WHAT IS BEING ASKED
Every line from the one with "Enumerate this screenshot's" through the final line must be written out exactly, and no other line; omit the pictures.

--- begin DATA ROWS ---

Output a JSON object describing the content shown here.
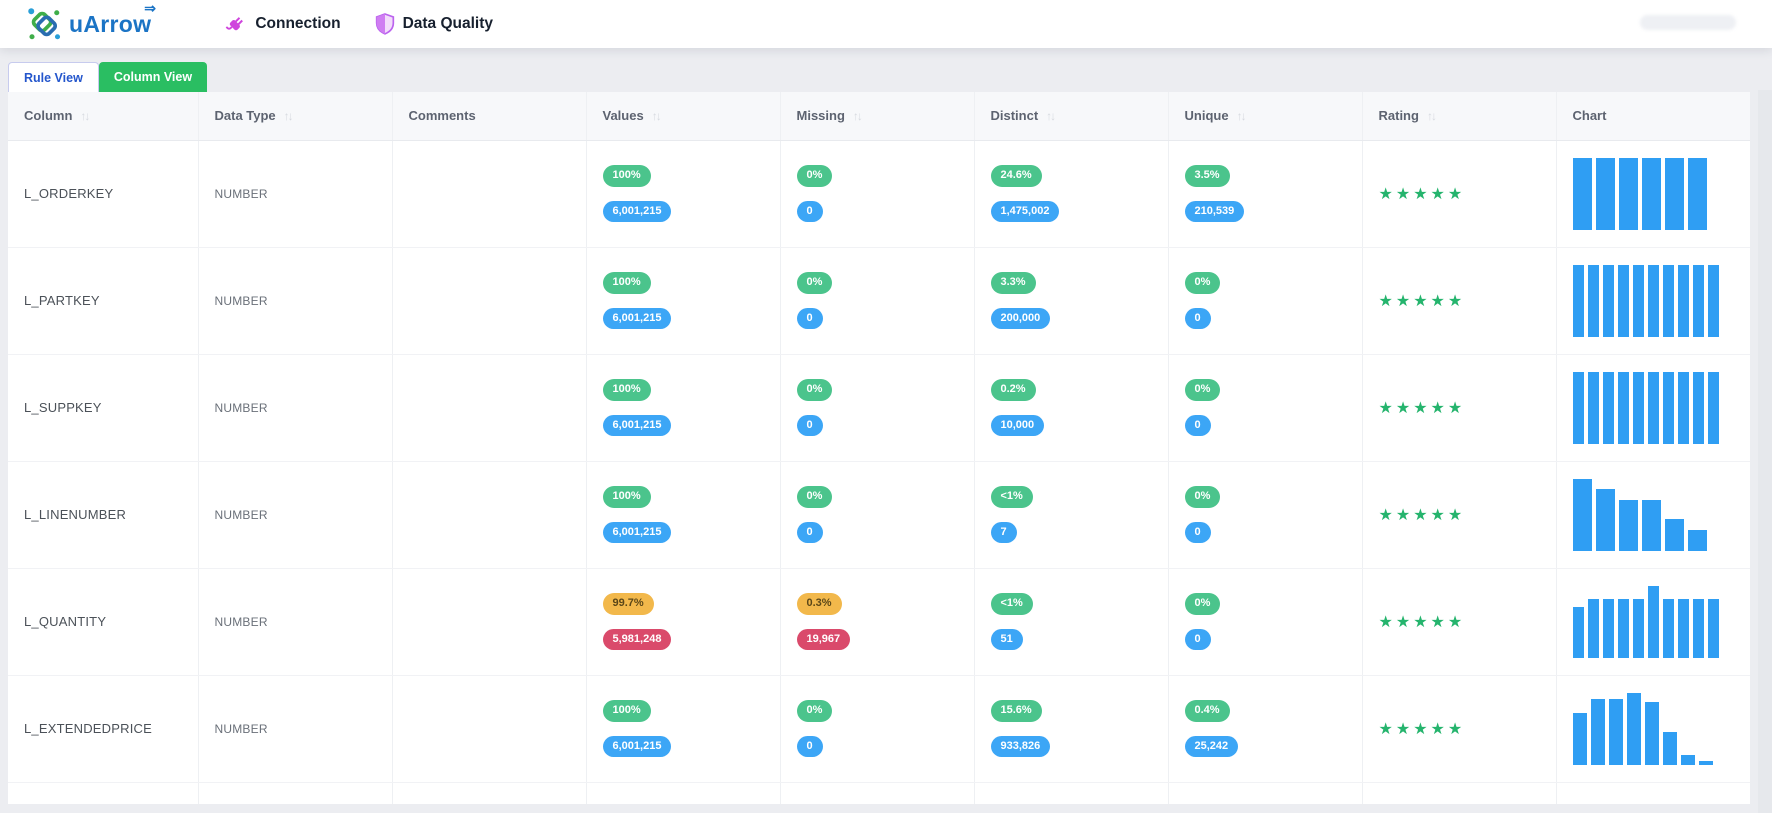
{
  "brand": {
    "name": "uArrow",
    "arrow_glyph": "⇒"
  },
  "nav": {
    "connection_label": "Connection",
    "data_quality_label": "Data Quality"
  },
  "tabs": {
    "rule_view": "Rule View",
    "column_view": "Column View"
  },
  "table": {
    "headers": [
      {
        "label": "Column",
        "sortable": true
      },
      {
        "label": "Data Type",
        "sortable": true
      },
      {
        "label": "Comments",
        "sortable": false
      },
      {
        "label": "Values",
        "sortable": true
      },
      {
        "label": "Missing",
        "sortable": true
      },
      {
        "label": "Distinct",
        "sortable": true
      },
      {
        "label": "Unique",
        "sortable": true
      },
      {
        "label": "Rating",
        "sortable": true
      },
      {
        "label": "Chart",
        "sortable": false
      }
    ],
    "rows": [
      {
        "column": "L_ORDERKEY",
        "data_type": "NUMBER",
        "comments": "",
        "values": {
          "pct": "100%",
          "pct_level": "success",
          "count": "6,001,215",
          "count_level": "info"
        },
        "missing": {
          "pct": "0%",
          "pct_level": "success",
          "count": "0",
          "count_level": "info"
        },
        "distinct": {
          "pct": "24.6%",
          "pct_level": "success",
          "count": "1,475,002",
          "count_level": "info"
        },
        "unique": {
          "pct": "3.5%",
          "pct_level": "success",
          "count": "210,539",
          "count_level": "info"
        },
        "rating": 5,
        "chart": [
          100,
          100,
          100,
          100,
          100,
          100
        ]
      },
      {
        "column": "L_PARTKEY",
        "data_type": "NUMBER",
        "comments": "",
        "values": {
          "pct": "100%",
          "pct_level": "success",
          "count": "6,001,215",
          "count_level": "info"
        },
        "missing": {
          "pct": "0%",
          "pct_level": "success",
          "count": "0",
          "count_level": "info"
        },
        "distinct": {
          "pct": "3.3%",
          "pct_level": "success",
          "count": "200,000",
          "count_level": "info"
        },
        "unique": {
          "pct": "0%",
          "pct_level": "success",
          "count": "0",
          "count_level": "info"
        },
        "rating": 5,
        "chart": [
          100,
          100,
          100,
          100,
          100,
          100,
          100,
          100,
          100,
          100
        ]
      },
      {
        "column": "L_SUPPKEY",
        "data_type": "NUMBER",
        "comments": "",
        "values": {
          "pct": "100%",
          "pct_level": "success",
          "count": "6,001,215",
          "count_level": "info"
        },
        "missing": {
          "pct": "0%",
          "pct_level": "success",
          "count": "0",
          "count_level": "info"
        },
        "distinct": {
          "pct": "0.2%",
          "pct_level": "success",
          "count": "10,000",
          "count_level": "info"
        },
        "unique": {
          "pct": "0%",
          "pct_level": "success",
          "count": "0",
          "count_level": "info"
        },
        "rating": 5,
        "chart": [
          100,
          100,
          100,
          100,
          100,
          100,
          100,
          100,
          100,
          100
        ]
      },
      {
        "column": "L_LINENUMBER",
        "data_type": "NUMBER",
        "comments": "",
        "values": {
          "pct": "100%",
          "pct_level": "success",
          "count": "6,001,215",
          "count_level": "info"
        },
        "missing": {
          "pct": "0%",
          "pct_level": "success",
          "count": "0",
          "count_level": "info"
        },
        "distinct": {
          "pct": "<1%",
          "pct_level": "success",
          "count": "7",
          "count_level": "info"
        },
        "unique": {
          "pct": "0%",
          "pct_level": "success",
          "count": "0",
          "count_level": "info"
        },
        "rating": 5,
        "chart": [
          100,
          86,
          71,
          71,
          44,
          29
        ]
      },
      {
        "column": "L_QUANTITY",
        "data_type": "NUMBER",
        "comments": "",
        "values": {
          "pct": "99.7%",
          "pct_level": "warn",
          "count": "5,981,248",
          "count_level": "danger"
        },
        "missing": {
          "pct": "0.3%",
          "pct_level": "warn",
          "count": "19,967",
          "count_level": "danger"
        },
        "distinct": {
          "pct": "<1%",
          "pct_level": "success",
          "count": "51",
          "count_level": "info"
        },
        "unique": {
          "pct": "0%",
          "pct_level": "success",
          "count": "0",
          "count_level": "info"
        },
        "rating": 5,
        "chart": [
          71,
          82,
          82,
          82,
          82,
          100,
          82,
          82,
          82,
          82
        ]
      },
      {
        "column": "L_EXTENDEDPRICE",
        "data_type": "NUMBER",
        "comments": "",
        "values": {
          "pct": "100%",
          "pct_level": "success",
          "count": "6,001,215",
          "count_level": "info"
        },
        "missing": {
          "pct": "0%",
          "pct_level": "success",
          "count": "0",
          "count_level": "info"
        },
        "distinct": {
          "pct": "15.6%",
          "pct_level": "success",
          "count": "933,826",
          "count_level": "info"
        },
        "unique": {
          "pct": "0.4%",
          "pct_level": "success",
          "count": "25,242",
          "count_level": "info"
        },
        "rating": 5,
        "chart": [
          72,
          92,
          92,
          100,
          88,
          46,
          14,
          6
        ]
      }
    ]
  },
  "icons": {
    "sort_glyph": "↑↓",
    "star_glyph": "★",
    "logo": "uarrow-knot-icon",
    "connection": "plug-icon",
    "data_quality": "shield-icon"
  },
  "colors": {
    "badge_success": "#4bc48c",
    "badge_info": "#3ca6f6",
    "badge_warn": "#f2b84b",
    "badge_danger": "#da4a6b",
    "star": "#25b46d",
    "bar": "#2f9ef3",
    "tab_active_bg": "#2abe62",
    "brand_blue": "#1b74c5",
    "plug_magenta": "#cf44dd",
    "shield_violet": "#bb63ee"
  }
}
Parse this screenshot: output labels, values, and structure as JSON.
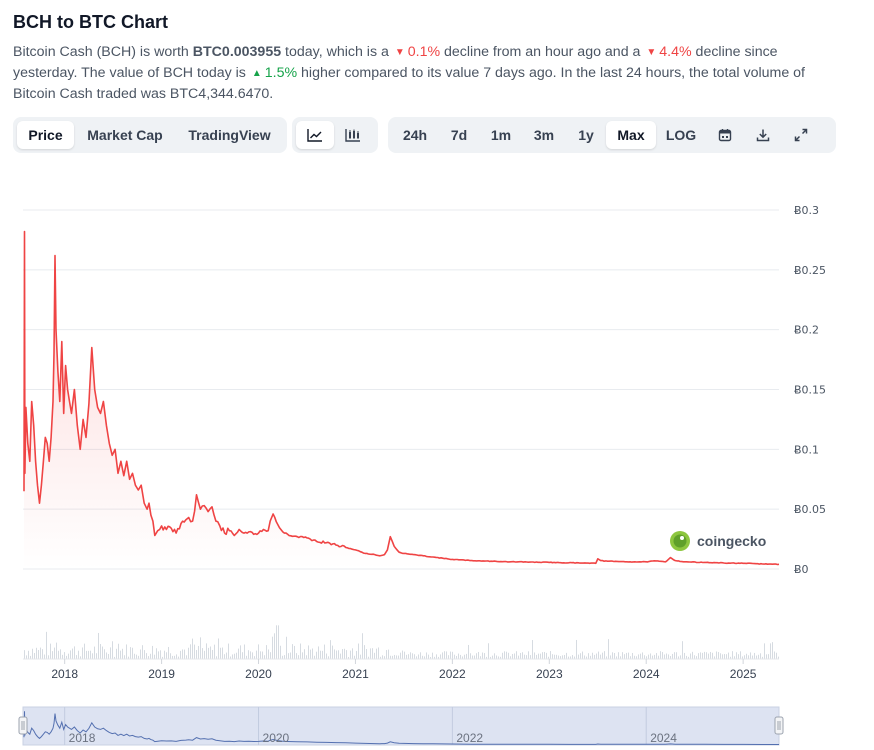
{
  "header": {
    "title": "BCH to BTC Chart",
    "desc": {
      "p1": "Bitcoin Cash (BCH) is worth ",
      "price": "BTC0.003955",
      "p2": " today, which is a ",
      "hour_change": "0.1%",
      "p3": " decline from an hour ago and a ",
      "day_change": "4.4%",
      "p4": " decline since yesterday. The value of BCH today is ",
      "week_change": "1.5%",
      "p5": " higher compared to its value 7 days ago. In the last 24 hours, the total volume of Bitcoin Cash traded was BTC4,344.6470."
    }
  },
  "tabs": {
    "price": "Price",
    "market_cap": "Market Cap",
    "trading_view": "TradingView"
  },
  "ranges": {
    "d24h": "24h",
    "d7": "7d",
    "m1": "1m",
    "m3": "3m",
    "y1": "1y",
    "max": "Max",
    "log": "LOG"
  },
  "icons": {
    "line_chart": "line-chart-icon",
    "candle_chart": "candlestick-chart-icon",
    "calendar": "calendar-icon",
    "download": "download-icon",
    "expand": "expand-icon"
  },
  "colors": {
    "line": "#ef4444",
    "up": "#16a34a",
    "down": "#ef4444",
    "volume": "#d6dbe1",
    "navigator_fill": "#dde3f2",
    "navigator_line": "#5470b0"
  },
  "watermark": "coingecko",
  "chart_data": {
    "type": "line",
    "y_unit_prefix": "Ƀ",
    "yticks": [
      "Ƀ0.3",
      "Ƀ0.25",
      "Ƀ0.2",
      "Ƀ0.15",
      "Ƀ0.1",
      "Ƀ0.05",
      "Ƀ0"
    ],
    "ytick_values": [
      0.3,
      0.25,
      0.2,
      0.15,
      0.1,
      0.05,
      0
    ],
    "ylim": [
      0,
      0.3
    ],
    "xlim": [
      2017.57,
      2025.37
    ],
    "xticks": [
      "2018",
      "2019",
      "2020",
      "2021",
      "2022",
      "2023",
      "2024",
      "2025"
    ],
    "xtick_values": [
      2018,
      2019,
      2020,
      2021,
      2022,
      2023,
      2024,
      2025
    ],
    "navigator_ticks": [
      "2018",
      "2020",
      "2022",
      "2024"
    ],
    "navigator_tick_values": [
      2018,
      2020,
      2022,
      2024
    ],
    "series": [
      {
        "x": [
          2017.58,
          2017.585,
          2017.59,
          2017.6,
          2017.62,
          2017.64,
          2017.66,
          2017.68,
          2017.7,
          2017.72,
          2017.74,
          2017.76,
          2017.78,
          2017.8,
          2017.82,
          2017.84,
          2017.86,
          2017.88,
          2017.89,
          2017.9,
          2017.91,
          2017.93,
          2017.95,
          2017.97,
          2017.99,
          2018.01,
          2018.03,
          2018.05,
          2018.07,
          2018.1,
          2018.13,
          2018.16,
          2018.19,
          2018.22,
          2018.25,
          2018.28,
          2018.31,
          2018.34,
          2018.37,
          2018.4,
          2018.43,
          2018.46,
          2018.49,
          2018.52,
          2018.55,
          2018.58,
          2018.61,
          2018.64,
          2018.67,
          2018.7,
          2018.73,
          2018.76,
          2018.79,
          2018.82,
          2018.85,
          2018.87,
          2018.89,
          2018.91,
          2018.93,
          2018.96,
          2019.0,
          2019.05,
          2019.1,
          2019.15,
          2019.2,
          2019.25,
          2019.28,
          2019.32,
          2019.36,
          2019.4,
          2019.44,
          2019.48,
          2019.52,
          2019.56,
          2019.6,
          2019.65,
          2019.7,
          2019.75,
          2019.8,
          2019.85,
          2019.9,
          2019.95,
          2020.0,
          2020.05,
          2020.1,
          2020.12,
          2020.15,
          2020.2,
          2020.25,
          2020.3,
          2020.4,
          2020.5,
          2020.6,
          2020.7,
          2020.8,
          2020.9,
          2021.0,
          2021.1,
          2021.2,
          2021.25,
          2021.3,
          2021.33,
          2021.36,
          2021.4,
          2021.45,
          2021.5,
          2021.6,
          2021.7,
          2021.8,
          2021.9,
          2022.0,
          2022.2,
          2022.4,
          2022.6,
          2022.8,
          2023.0,
          2023.2,
          2023.4,
          2023.48,
          2023.5,
          2023.53,
          2023.6,
          2023.8,
          2024.0,
          2024.1,
          2024.2,
          2024.25,
          2024.3,
          2024.4,
          2024.6,
          2024.8,
          2025.0,
          2025.2,
          2025.37
        ],
        "y": [
          0.065,
          0.282,
          0.08,
          0.135,
          0.105,
          0.09,
          0.14,
          0.12,
          0.09,
          0.07,
          0.055,
          0.07,
          0.09,
          0.11,
          0.105,
          0.09,
          0.11,
          0.14,
          0.18,
          0.262,
          0.2,
          0.165,
          0.14,
          0.19,
          0.13,
          0.17,
          0.15,
          0.14,
          0.13,
          0.15,
          0.12,
          0.1,
          0.125,
          0.11,
          0.138,
          0.185,
          0.15,
          0.135,
          0.13,
          0.14,
          0.12,
          0.105,
          0.095,
          0.1,
          0.08,
          0.09,
          0.078,
          0.09,
          0.075,
          0.08,
          0.07,
          0.066,
          0.07,
          0.055,
          0.05,
          0.055,
          0.045,
          0.04,
          0.028,
          0.032,
          0.036,
          0.033,
          0.034,
          0.03,
          0.038,
          0.041,
          0.043,
          0.04,
          0.062,
          0.05,
          0.053,
          0.048,
          0.052,
          0.04,
          0.036,
          0.03,
          0.032,
          0.028,
          0.033,
          0.03,
          0.031,
          0.029,
          0.03,
          0.033,
          0.032,
          0.04,
          0.046,
          0.037,
          0.031,
          0.029,
          0.027,
          0.026,
          0.023,
          0.022,
          0.02,
          0.018,
          0.016,
          0.013,
          0.012,
          0.011,
          0.012,
          0.016,
          0.027,
          0.019,
          0.014,
          0.013,
          0.012,
          0.011,
          0.01,
          0.009,
          0.008,
          0.007,
          0.0065,
          0.006,
          0.0058,
          0.0055,
          0.0052,
          0.005,
          0.0048,
          0.0085,
          0.007,
          0.0065,
          0.006,
          0.006,
          0.0068,
          0.006,
          0.0095,
          0.007,
          0.006,
          0.0055,
          0.005,
          0.0048,
          0.0042,
          0.0039
        ]
      }
    ],
    "volume_peak_x": 2020.17,
    "grid": true,
    "legend": "none"
  }
}
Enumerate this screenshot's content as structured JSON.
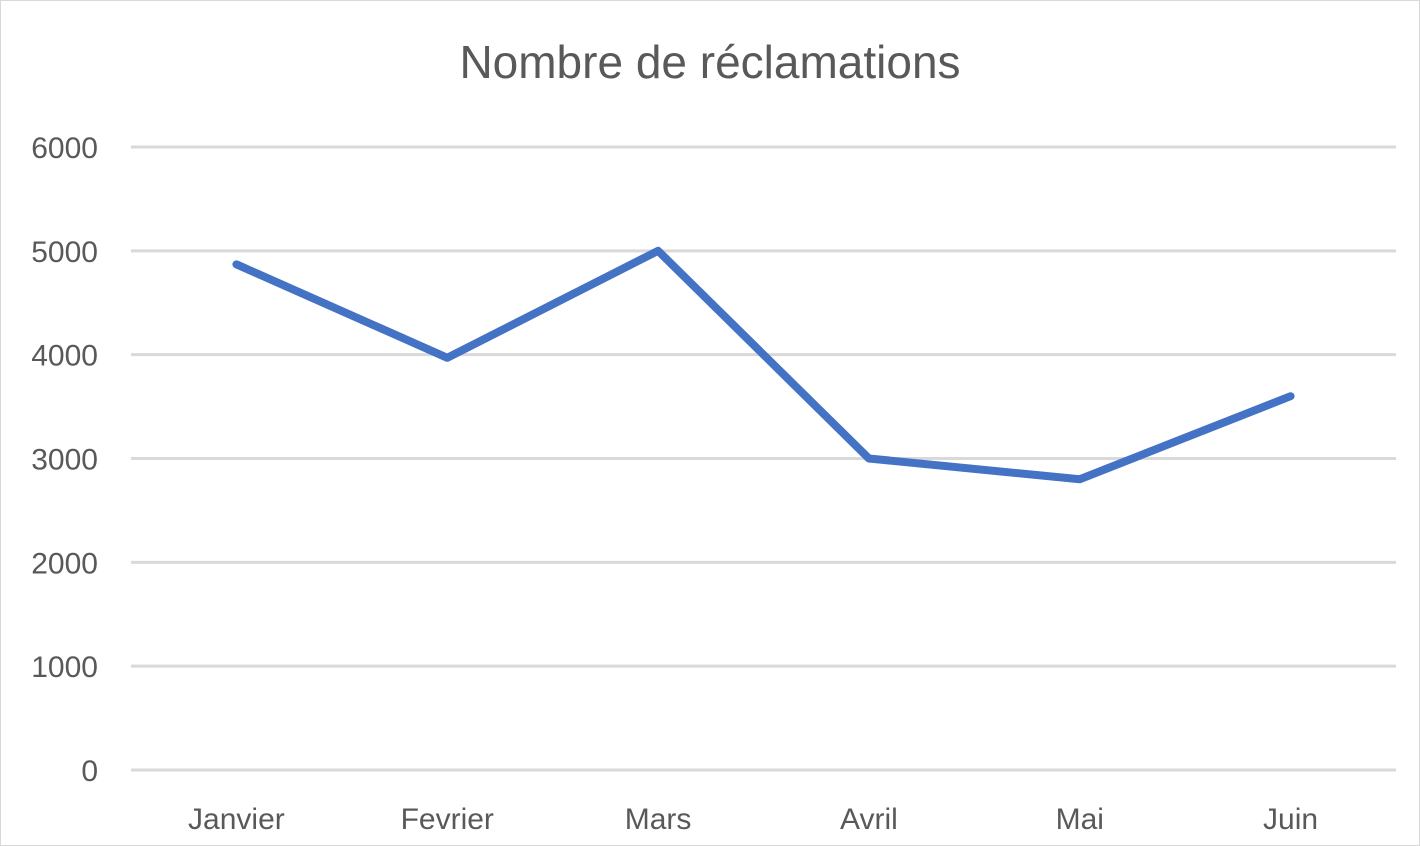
{
  "chart_data": {
    "type": "line",
    "title": "Nombre de réclamations",
    "categories": [
      "Janvier",
      "Fevrier",
      "Mars",
      "Avril",
      "Mai",
      "Juin"
    ],
    "series": [
      {
        "values": [
          4870,
          3970,
          5000,
          3000,
          2800,
          3600
        ],
        "color": "#4472c4"
      }
    ],
    "yticks": [
      0,
      1000,
      2000,
      3000,
      4000,
      5000,
      6000
    ],
    "ylim": [
      0,
      6000
    ],
    "grid": true,
    "legend": "none"
  }
}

--- end DATA ROWS ---

COMPLETED TASK
Enumerate this screenshot's content as structured JSON.
{
  "chart_data": {
    "type": "line",
    "title": "Nombre de réclamations",
    "categories": [
      "Janvier",
      "Fevrier",
      "Mars",
      "Avril",
      "Mai",
      "Juin"
    ],
    "series": [
      {
        "values": [
          4870,
          3970,
          5000,
          3000,
          2800,
          3600
        ],
        "color": "#4472c4"
      }
    ],
    "yticks": [
      0,
      1000,
      2000,
      3000,
      4000,
      5000,
      6000
    ],
    "ylim": [
      0,
      6000
    ],
    "grid": true,
    "legend": "none"
  }
}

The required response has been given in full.